### Record list
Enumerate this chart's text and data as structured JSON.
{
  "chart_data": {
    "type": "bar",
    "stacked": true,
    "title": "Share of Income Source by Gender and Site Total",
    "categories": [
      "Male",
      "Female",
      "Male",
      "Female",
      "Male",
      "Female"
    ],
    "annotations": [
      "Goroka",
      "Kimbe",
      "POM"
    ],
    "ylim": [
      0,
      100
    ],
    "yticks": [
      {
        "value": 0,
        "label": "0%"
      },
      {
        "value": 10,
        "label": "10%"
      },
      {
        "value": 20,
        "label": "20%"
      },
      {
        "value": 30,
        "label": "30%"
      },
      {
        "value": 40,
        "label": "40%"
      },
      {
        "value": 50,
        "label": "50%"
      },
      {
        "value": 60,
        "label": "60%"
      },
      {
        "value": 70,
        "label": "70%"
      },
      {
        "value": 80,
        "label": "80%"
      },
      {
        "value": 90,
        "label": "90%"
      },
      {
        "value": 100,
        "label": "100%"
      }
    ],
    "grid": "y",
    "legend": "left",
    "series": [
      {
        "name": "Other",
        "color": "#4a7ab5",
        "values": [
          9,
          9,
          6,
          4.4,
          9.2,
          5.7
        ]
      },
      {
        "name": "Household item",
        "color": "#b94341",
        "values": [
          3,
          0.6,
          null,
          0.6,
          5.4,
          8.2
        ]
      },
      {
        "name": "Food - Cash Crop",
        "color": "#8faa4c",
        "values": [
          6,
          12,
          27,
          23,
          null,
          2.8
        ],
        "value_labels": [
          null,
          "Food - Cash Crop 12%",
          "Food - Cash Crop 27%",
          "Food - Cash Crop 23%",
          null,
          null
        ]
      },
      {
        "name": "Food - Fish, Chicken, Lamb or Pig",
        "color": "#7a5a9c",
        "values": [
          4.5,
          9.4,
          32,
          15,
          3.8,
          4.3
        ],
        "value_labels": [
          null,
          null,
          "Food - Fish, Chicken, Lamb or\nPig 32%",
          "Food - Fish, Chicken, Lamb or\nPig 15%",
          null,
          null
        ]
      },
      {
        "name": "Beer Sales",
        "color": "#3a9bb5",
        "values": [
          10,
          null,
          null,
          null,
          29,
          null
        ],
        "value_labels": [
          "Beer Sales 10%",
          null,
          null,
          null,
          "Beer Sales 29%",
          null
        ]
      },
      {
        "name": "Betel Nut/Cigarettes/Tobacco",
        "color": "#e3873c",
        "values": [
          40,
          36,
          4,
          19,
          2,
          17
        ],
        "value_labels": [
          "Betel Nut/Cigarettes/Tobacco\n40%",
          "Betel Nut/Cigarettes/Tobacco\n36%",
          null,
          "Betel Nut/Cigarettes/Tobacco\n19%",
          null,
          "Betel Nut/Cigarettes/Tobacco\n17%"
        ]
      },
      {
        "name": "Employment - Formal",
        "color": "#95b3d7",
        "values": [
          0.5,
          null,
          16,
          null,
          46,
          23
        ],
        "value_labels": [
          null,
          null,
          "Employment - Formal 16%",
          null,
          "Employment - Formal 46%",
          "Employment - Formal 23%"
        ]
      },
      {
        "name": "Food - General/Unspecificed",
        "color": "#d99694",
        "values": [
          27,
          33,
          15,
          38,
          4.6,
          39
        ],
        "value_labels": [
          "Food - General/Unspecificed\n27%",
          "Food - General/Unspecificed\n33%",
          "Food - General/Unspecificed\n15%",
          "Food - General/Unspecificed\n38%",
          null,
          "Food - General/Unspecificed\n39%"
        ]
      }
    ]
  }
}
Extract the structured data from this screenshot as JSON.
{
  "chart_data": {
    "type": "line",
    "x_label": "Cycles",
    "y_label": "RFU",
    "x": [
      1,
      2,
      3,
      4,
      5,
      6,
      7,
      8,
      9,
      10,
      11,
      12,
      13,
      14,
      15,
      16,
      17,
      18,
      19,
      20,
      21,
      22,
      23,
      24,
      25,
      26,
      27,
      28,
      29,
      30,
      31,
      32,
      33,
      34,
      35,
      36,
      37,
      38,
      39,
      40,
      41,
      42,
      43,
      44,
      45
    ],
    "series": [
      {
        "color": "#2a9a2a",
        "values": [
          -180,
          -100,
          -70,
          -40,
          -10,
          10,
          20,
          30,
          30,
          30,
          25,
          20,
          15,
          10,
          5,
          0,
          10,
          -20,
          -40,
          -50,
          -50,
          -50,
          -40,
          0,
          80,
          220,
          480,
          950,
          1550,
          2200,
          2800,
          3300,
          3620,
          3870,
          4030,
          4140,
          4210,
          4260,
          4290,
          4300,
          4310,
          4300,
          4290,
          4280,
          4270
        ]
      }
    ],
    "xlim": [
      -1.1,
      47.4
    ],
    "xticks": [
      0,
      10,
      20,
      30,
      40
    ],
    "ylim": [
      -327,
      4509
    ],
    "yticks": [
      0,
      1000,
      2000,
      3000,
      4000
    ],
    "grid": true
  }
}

### Aim of the exercise
Copy the records above exactly as they appear.

### Output of the task
Enumerate this chart's text and data as structured JSON.
{
  "chart_data": {
    "type": "bar",
    "stacked": true,
    "title": "Share of Income Source by Gender and Site Total",
    "categories": [
      "Male",
      "Female",
      "Male",
      "Female",
      "Male",
      "Female"
    ],
    "annotations": [
      "Goroka",
      "Kimbe",
      "POM"
    ],
    "ylim": [
      0,
      100
    ],
    "yticks": [
      {
        "value": 0,
        "label": "0%"
      },
      {
        "value": 10,
        "label": "10%"
      },
      {
        "value": 20,
        "label": "20%"
      },
      {
        "value": 30,
        "label": "30%"
      },
      {
        "value": 40,
        "label": "40%"
      },
      {
        "value": 50,
        "label": "50%"
      },
      {
        "value": 60,
        "label": "60%"
      },
      {
        "value": 70,
        "label": "70%"
      },
      {
        "value": 80,
        "label": "80%"
      },
      {
        "value": 90,
        "label": "90%"
      },
      {
        "value": 100,
        "label": "100%"
      }
    ],
    "grid": "y",
    "legend": "left",
    "series": [
      {
        "name": "Other",
        "color": "#4a7ab5",
        "values": [
          9,
          9,
          6,
          4.4,
          9.2,
          5.7
        ]
      },
      {
        "name": "Household item",
        "color": "#b94341",
        "values": [
          3,
          0.6,
          null,
          0.6,
          5.4,
          8.2
        ]
      },
      {
        "name": "Food - Cash Crop",
        "color": "#8faa4c",
        "values": [
          6,
          12,
          27,
          23,
          null,
          2.8
        ],
        "value_labels": [
          null,
          "Food - Cash Crop 12%",
          "Food - Cash Crop 27%",
          "Food - Cash Crop 23%",
          null,
          null
        ]
      },
      {
        "name": "Food - Fish, Chicken, Lamb or Pig",
        "color": "#7a5a9c",
        "values": [
          4.5,
          9.4,
          32,
          15,
          3.8,
          4.3
        ],
        "value_labels": [
          null,
          null,
          "Food - Fish, Chicken, Lamb or\nPig 32%",
          "Food - Fish, Chicken, Lamb or\nPig 15%",
          null,
          null
        ]
      },
      {
        "name": "Beer Sales",
        "color": "#3a9bb5",
        "values": [
          10,
          null,
          null,
          null,
          29,
          null
        ],
        "value_labels": [
          "Beer Sales 10%",
          null,
          null,
          null,
          "Beer Sales 29%",
          null
        ]
      },
      {
        "name": "Betel Nut/Cigarettes/Tobacco",
        "color": "#e3873c",
        "values": [
          40,
          36,
          4,
          19,
          2,
          17
        ],
        "value_labels": [
          "Betel Nut/Cigarettes/Tobacco\n40%",
          "Betel Nut/Cigarettes/Tobacco\n36%",
          null,
          "Betel Nut/Cigarettes/Tobacco\n19%",
          null,
          "Betel Nut/Cigarettes/Tobacco\n17%"
        ]
      },
      {
        "name": "Employment - Formal",
        "color": "#95b3d7",
        "values": [
          0.5,
          null,
          16,
          null,
          46,
          23
        ],
        "value_labels": [
          null,
          null,
          "Employment - Formal 16%",
          null,
          "Employment - Formal 46%",
          "Employment - Formal 23%"
        ]
      },
      {
        "name": "Food - General/Unspecificed",
        "color": "#d99694",
        "values": [
          27,
          33,
          15,
          38,
          4.6,
          39
        ],
        "value_labels": [
          "Food - General/Unspecificed\n27%",
          "Food - General/Unspecificed\n33%",
          "Food - General/Unspecificed\n15%",
          "Food - General/Unspecificed\n38%",
          null,
          "Food - General/Unspecificed\n39%"
        ]
      }
    ]
  }
}
Extract the structured data from this screenshot as JSON.
{
  "chart_data": {
    "type": "line",
    "x_label": "Cycles",
    "y_label": "RFU",
    "x": [
      1,
      2,
      3,
      4,
      5,
      6,
      7,
      8,
      9,
      10,
      11,
      12,
      13,
      14,
      15,
      16,
      17,
      18,
      19,
      20,
      21,
      22,
      23,
      24,
      25,
      26,
      27,
      28,
      29,
      30,
      31,
      32,
      33,
      34,
      35,
      36,
      37,
      38,
      39,
      40,
      41,
      42,
      43,
      44,
      45
    ],
    "series": [
      {
        "color": "#2a9a2a",
        "values": [
          -180,
          -100,
          -70,
          -40,
          -10,
          10,
          20,
          30,
          30,
          30,
          25,
          20,
          15,
          10,
          5,
          0,
          10,
          -20,
          -40,
          -50,
          -50,
          -50,
          -40,
          0,
          80,
          220,
          480,
          950,
          1550,
          2200,
          2800,
          3300,
          3620,
          3870,
          4030,
          4140,
          4210,
          4260,
          4290,
          4300,
          4310,
          4300,
          4290,
          4280,
          4270
        ]
      }
    ],
    "xlim": [
      -1.1,
      47.4
    ],
    "xticks": [
      0,
      10,
      20,
      30,
      40
    ],
    "ylim": [
      -327,
      4509
    ],
    "yticks": [
      0,
      1000,
      2000,
      3000,
      4000
    ],
    "grid": true
  }
}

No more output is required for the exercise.